The entries below should be given again exactly, minus their pictures.
# # # # # # #
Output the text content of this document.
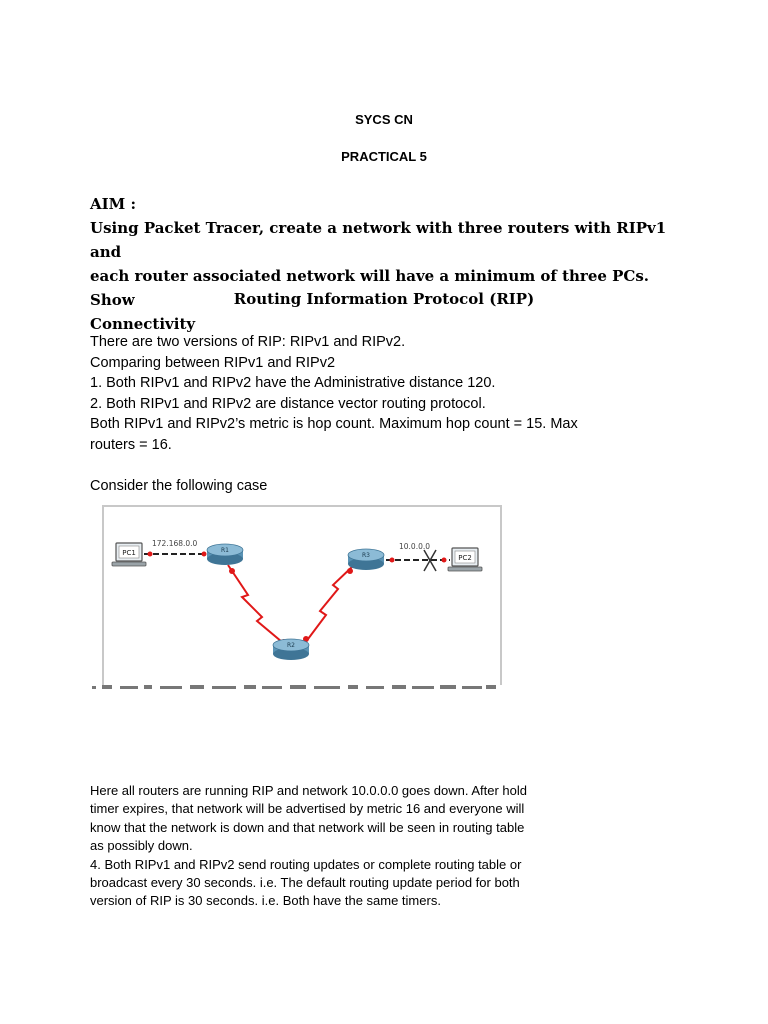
SYCS CN
PRACTICAL 5
AIM :
Using Packet Tracer, create a network with three routers with RIPv1 and
each router associated network will have a minimum of three PCs. Show
Connectivity
Routing Information Protocol (RIP)
There are two versions of RIP: RIPv1 and RIPv2.
Comparing between RIPv1 and RIPv2
1. Both RIPv1 and RIPv2 have the Administrative distance 120.
2. Both RIPv1 and RIPv2 are distance vector routing protocol.
Both RIPv1 and RIPv2’s metric is hop count. Maximum hop count = 15. Max
routers = 16.
Consider the following case
PC1
PC2
R1
R3
R2
172.168.0.0	10.0.0.0
Here all routers are running RIP and network 10.0.0.0 goes down. After hold
timer expires, that network will be advertised by metric 16 and everyone will
know that the network is down and that network will be seen in routing table
as possibly down.
4. Both RIPv1 and RIPv2 send routing updates or complete routing table or
broadcast every 30 seconds. i.e. The default routing update period for both
version of RIP is 30 seconds. i.e. Both have the same timers.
# # # # # # #
◆ Result ◆
Output the text content of this document.
SYCS CN
PRACTICAL 5
AIM :
Using Packet Tracer, create a network with three routers with RIPv1 and
each router associated network will have a minimum of three PCs. Show
Connectivity
Routing Information Protocol (RIP)
There are two versions of RIP: RIPv1 and RIPv2.
Comparing between RIPv1 and RIPv2
1. Both RIPv1 and RIPv2 have the Administrative distance 120.
2. Both RIPv1 and RIPv2 are distance vector routing protocol.
Both RIPv1 and RIPv2’s metric is hop count. Maximum hop count = 15. Max
routers = 16.
Consider the following case
PC1
PC2
R1
R3
R2
172.168.0.0	10.0.0.0
Here all routers are running RIP and network 10.0.0.0 goes down. After hold
timer expires, that network will be advertised by metric 16 and everyone will
know that the network is down and that network will be seen in routing table
as possibly down.
4. Both RIPv1 and RIPv2 send routing updates or complete routing table or
broadcast every 30 seconds. i.e. The default routing update period for both
version of RIP is 30 seconds. i.e. Both have the same timers.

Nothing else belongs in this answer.